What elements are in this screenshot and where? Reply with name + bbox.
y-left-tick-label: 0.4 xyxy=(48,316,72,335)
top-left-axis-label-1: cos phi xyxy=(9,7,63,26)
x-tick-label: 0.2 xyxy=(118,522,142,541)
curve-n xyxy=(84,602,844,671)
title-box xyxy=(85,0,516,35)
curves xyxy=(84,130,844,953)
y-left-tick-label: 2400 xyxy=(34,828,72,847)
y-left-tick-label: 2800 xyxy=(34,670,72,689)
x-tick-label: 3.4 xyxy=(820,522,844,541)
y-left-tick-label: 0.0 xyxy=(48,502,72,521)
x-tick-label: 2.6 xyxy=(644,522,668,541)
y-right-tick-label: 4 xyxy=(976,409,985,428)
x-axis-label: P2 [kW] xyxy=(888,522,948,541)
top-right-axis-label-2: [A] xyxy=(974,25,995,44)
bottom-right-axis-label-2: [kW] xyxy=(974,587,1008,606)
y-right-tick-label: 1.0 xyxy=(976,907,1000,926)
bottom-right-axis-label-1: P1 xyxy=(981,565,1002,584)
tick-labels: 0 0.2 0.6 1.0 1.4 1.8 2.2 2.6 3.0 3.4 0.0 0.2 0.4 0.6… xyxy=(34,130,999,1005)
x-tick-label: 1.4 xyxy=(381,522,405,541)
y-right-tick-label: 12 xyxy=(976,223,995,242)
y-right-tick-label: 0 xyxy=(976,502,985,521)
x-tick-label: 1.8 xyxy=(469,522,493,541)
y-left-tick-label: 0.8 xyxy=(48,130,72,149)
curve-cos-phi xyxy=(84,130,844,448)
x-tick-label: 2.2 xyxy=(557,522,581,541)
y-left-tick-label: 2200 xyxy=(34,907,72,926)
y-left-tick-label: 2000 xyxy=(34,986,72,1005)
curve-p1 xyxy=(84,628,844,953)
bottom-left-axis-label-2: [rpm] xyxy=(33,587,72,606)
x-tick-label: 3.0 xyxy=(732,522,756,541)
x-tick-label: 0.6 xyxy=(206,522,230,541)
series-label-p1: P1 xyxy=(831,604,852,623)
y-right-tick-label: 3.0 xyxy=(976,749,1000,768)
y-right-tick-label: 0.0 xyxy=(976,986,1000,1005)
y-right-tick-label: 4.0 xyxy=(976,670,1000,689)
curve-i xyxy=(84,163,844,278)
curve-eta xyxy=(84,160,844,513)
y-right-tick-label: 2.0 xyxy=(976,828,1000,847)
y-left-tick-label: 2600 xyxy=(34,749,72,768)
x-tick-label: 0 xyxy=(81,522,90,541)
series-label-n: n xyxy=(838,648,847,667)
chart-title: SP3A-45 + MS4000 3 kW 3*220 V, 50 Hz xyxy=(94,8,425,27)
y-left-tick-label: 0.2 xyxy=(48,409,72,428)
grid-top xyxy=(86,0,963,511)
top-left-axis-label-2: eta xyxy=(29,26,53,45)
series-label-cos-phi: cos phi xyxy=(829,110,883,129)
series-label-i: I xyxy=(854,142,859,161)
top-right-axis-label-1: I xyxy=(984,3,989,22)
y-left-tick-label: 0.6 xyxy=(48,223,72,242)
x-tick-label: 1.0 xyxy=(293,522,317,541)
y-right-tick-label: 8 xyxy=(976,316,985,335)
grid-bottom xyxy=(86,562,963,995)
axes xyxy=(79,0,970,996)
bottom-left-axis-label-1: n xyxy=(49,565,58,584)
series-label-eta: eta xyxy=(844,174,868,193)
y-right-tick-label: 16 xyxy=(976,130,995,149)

┄┄┄┄┄┄┄┄┄┄

• _Instruction_
Copy every line of the material above without any changes.

• _Response to the task_
What elements are in this screenshot and where? Reply with name + bbox.
y-left-tick-label: 0.4 xyxy=(48,316,72,335)
top-left-axis-label-1: cos phi xyxy=(9,7,63,26)
x-tick-label: 0.2 xyxy=(118,522,142,541)
curve-n xyxy=(84,602,844,671)
title-box xyxy=(85,0,516,35)
curves xyxy=(84,130,844,953)
y-left-tick-label: 2400 xyxy=(34,828,72,847)
y-left-tick-label: 2800 xyxy=(34,670,72,689)
x-tick-label: 3.4 xyxy=(820,522,844,541)
y-left-tick-label: 0.0 xyxy=(48,502,72,521)
x-tick-label: 2.6 xyxy=(644,522,668,541)
y-right-tick-label: 4 xyxy=(976,409,985,428)
x-axis-label: P2 [kW] xyxy=(888,522,948,541)
top-right-axis-label-2: [A] xyxy=(974,25,995,44)
bottom-right-axis-label-2: [kW] xyxy=(974,587,1008,606)
y-right-tick-label: 1.0 xyxy=(976,907,1000,926)
bottom-right-axis-label-1: P1 xyxy=(981,565,1002,584)
tick-labels: 0 0.2 0.6 1.0 1.4 1.8 2.2 2.6 3.0 3.4 0.0 0.2 0.4 0.6… xyxy=(34,130,999,1005)
x-tick-label: 1.4 xyxy=(381,522,405,541)
y-right-tick-label: 12 xyxy=(976,223,995,242)
y-right-tick-label: 0 xyxy=(976,502,985,521)
x-tick-label: 1.8 xyxy=(469,522,493,541)
y-left-tick-label: 0.8 xyxy=(48,130,72,149)
curve-cos-phi xyxy=(84,130,844,448)
x-tick-label: 2.2 xyxy=(557,522,581,541)
y-left-tick-label: 2200 xyxy=(34,907,72,926)
y-left-tick-label: 2000 xyxy=(34,986,72,1005)
curve-p1 xyxy=(84,628,844,953)
bottom-left-axis-label-2: [rpm] xyxy=(33,587,72,606)
x-tick-label: 3.0 xyxy=(732,522,756,541)
x-tick-label: 0.6 xyxy=(206,522,230,541)
series-label-p1: P1 xyxy=(831,604,852,623)
y-right-tick-label: 3.0 xyxy=(976,749,1000,768)
y-right-tick-label: 0.0 xyxy=(976,986,1000,1005)
y-right-tick-label: 4.0 xyxy=(976,670,1000,689)
curve-i xyxy=(84,163,844,278)
curve-eta xyxy=(84,160,844,513)
y-right-tick-label: 2.0 xyxy=(976,828,1000,847)
y-left-tick-label: 2600 xyxy=(34,749,72,768)
x-tick-label: 0 xyxy=(81,522,90,541)
series-label-n: n xyxy=(838,648,847,667)
chart-title: SP3A-45 + MS4000 3 kW 3*220 V, 50 Hz xyxy=(94,8,425,27)
y-left-tick-label: 0.2 xyxy=(48,409,72,428)
grid-top xyxy=(86,0,963,511)
top-left-axis-label-2: eta xyxy=(29,26,53,45)
series-label-cos-phi: cos phi xyxy=(829,110,883,129)
series-label-i: I xyxy=(854,142,859,161)
top-right-axis-label-1: I xyxy=(984,3,989,22)
y-left-tick-label: 0.6 xyxy=(48,223,72,242)
x-tick-label: 1.0 xyxy=(293,522,317,541)
y-right-tick-label: 8 xyxy=(976,316,985,335)
grid-bottom xyxy=(86,562,963,995)
axes xyxy=(79,0,970,996)
bottom-left-axis-label-1: n xyxy=(49,565,58,584)
series-label-eta: eta xyxy=(844,174,868,193)
y-right-tick-label: 16 xyxy=(976,130,995,149)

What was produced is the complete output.